-- Begin Source material --

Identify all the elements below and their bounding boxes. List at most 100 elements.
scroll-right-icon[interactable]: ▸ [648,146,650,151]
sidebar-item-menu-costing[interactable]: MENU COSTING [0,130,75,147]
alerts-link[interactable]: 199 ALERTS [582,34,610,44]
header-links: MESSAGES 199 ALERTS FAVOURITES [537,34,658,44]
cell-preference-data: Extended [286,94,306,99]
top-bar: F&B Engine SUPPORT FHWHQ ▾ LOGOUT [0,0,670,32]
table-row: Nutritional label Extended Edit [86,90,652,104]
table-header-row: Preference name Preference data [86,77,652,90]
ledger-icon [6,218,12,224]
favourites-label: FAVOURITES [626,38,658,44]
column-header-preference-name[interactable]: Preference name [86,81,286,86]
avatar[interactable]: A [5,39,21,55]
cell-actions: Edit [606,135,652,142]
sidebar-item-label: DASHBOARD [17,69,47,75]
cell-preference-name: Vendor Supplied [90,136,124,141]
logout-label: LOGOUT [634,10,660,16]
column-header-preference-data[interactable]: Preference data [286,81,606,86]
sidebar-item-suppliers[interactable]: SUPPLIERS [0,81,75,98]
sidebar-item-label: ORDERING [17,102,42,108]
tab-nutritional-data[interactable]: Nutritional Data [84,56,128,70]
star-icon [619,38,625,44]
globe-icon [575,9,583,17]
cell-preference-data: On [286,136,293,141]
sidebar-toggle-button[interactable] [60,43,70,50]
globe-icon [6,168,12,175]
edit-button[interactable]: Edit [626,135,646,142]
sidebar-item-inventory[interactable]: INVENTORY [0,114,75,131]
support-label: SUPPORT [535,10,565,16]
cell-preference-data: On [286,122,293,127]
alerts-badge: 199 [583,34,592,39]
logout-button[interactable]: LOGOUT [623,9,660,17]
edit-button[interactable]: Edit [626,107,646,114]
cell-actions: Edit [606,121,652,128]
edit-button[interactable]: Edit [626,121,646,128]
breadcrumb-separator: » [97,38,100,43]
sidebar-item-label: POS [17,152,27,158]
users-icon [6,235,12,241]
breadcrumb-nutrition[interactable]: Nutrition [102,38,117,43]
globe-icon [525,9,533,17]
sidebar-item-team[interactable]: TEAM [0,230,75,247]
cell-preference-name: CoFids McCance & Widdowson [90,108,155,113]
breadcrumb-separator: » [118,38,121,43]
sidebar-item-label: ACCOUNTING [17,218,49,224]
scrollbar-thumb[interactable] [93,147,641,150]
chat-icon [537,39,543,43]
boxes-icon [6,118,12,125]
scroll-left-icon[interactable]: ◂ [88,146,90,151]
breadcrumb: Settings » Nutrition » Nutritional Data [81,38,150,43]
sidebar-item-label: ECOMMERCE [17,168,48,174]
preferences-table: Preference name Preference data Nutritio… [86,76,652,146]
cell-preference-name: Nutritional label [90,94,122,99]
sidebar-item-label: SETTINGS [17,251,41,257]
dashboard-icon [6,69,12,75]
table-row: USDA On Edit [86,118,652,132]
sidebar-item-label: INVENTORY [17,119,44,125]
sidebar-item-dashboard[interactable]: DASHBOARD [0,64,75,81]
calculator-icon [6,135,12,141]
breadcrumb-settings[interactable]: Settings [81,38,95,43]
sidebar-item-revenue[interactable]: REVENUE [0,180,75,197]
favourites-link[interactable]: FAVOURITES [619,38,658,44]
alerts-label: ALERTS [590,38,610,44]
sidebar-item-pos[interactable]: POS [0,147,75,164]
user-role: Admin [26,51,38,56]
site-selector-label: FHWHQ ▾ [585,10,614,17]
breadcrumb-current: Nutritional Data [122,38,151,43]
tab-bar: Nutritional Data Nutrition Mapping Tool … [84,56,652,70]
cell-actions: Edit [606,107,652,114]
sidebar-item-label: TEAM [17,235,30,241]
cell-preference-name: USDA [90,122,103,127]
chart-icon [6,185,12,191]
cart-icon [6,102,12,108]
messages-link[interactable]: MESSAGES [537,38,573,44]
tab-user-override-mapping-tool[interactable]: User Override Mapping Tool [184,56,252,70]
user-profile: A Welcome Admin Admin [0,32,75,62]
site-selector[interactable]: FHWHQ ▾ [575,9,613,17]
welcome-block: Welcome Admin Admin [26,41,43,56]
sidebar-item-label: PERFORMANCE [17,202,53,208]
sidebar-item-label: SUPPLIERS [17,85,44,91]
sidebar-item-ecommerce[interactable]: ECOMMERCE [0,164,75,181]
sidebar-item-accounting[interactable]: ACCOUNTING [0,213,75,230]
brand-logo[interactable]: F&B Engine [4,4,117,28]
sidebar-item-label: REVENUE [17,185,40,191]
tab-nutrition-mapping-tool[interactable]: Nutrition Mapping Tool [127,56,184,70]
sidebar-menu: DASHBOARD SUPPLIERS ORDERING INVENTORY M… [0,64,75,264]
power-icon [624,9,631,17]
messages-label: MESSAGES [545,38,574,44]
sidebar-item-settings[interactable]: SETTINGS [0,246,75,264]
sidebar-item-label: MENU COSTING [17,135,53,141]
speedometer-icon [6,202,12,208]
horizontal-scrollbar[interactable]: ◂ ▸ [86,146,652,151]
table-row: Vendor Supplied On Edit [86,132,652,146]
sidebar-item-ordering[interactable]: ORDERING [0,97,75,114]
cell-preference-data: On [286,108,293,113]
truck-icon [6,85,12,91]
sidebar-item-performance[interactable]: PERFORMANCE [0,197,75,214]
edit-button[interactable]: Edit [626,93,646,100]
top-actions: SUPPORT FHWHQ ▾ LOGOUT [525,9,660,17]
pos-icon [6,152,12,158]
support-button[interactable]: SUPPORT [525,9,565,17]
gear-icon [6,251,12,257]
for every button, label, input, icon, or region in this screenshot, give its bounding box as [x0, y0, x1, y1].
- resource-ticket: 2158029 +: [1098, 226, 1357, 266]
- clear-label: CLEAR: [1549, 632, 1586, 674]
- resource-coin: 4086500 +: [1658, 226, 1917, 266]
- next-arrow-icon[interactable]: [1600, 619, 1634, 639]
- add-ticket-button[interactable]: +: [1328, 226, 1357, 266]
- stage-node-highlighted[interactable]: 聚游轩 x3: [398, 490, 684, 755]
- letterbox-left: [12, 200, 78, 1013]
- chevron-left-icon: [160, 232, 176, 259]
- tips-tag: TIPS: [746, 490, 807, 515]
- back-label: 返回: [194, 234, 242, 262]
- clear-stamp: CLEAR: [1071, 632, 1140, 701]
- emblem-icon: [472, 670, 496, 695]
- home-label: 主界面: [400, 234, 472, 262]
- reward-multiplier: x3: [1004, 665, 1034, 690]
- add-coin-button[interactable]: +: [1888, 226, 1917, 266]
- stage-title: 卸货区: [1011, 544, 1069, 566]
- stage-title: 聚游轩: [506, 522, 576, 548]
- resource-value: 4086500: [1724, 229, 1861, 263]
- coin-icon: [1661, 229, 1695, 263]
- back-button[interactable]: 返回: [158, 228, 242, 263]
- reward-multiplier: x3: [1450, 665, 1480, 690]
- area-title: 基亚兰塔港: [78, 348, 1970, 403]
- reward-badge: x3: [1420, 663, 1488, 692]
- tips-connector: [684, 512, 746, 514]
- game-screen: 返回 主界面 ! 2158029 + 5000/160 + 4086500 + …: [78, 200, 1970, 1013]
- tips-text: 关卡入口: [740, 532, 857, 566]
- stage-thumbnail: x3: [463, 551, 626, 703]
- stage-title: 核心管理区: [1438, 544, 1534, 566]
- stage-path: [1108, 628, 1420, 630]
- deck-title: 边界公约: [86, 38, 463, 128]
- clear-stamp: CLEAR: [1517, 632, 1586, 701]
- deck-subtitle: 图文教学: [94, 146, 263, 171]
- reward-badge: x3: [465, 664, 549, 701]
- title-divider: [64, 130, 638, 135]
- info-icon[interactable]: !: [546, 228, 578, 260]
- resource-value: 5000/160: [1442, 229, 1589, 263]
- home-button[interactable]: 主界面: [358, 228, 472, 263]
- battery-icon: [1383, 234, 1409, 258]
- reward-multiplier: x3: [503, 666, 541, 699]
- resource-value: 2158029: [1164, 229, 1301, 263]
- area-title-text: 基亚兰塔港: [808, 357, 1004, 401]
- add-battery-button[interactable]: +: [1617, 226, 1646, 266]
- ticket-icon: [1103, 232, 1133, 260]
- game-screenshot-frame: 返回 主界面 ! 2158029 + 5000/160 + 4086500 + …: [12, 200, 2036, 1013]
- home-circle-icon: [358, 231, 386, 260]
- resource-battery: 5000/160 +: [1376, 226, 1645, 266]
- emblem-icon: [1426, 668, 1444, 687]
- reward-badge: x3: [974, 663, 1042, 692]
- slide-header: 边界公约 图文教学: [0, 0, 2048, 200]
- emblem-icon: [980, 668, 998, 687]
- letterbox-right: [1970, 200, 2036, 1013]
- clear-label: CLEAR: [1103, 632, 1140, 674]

-- End Source material --

■ Task instructions
Turn the listing, from its first line through the line containing "ledger-icon [6,218,12,224]", into a JSON list of strings with one string per line and no blank lines.

■ Solution to the exercise
[
  "Identify all the elements below and their bounding boxes. List at most 100 elements.",
  "scroll-right-icon[interactable]: ▸ [648,146,650,151]",
  "sidebar-item-menu-costing[interactable]: MENU COSTING [0,130,75,147]",
  "alerts-link[interactable]: 199 ALERTS [582,34,610,44]",
  "header-links: MESSAGES 199 ALERTS FAVOURITES [537,34,658,44]",
  "cell-preference-data: Extended [286,94,306,99]",
  "top-bar: F&B Engine SUPPORT FHWHQ ▾ LOGOUT [0,0,670,32]",
  "table-row: Nutritional label Extended Edit [86,90,652,104]",
  "table-header-row: Preference name Preference data [86,77,652,90]",
  "ledger-icon [6,218,12,224]"
]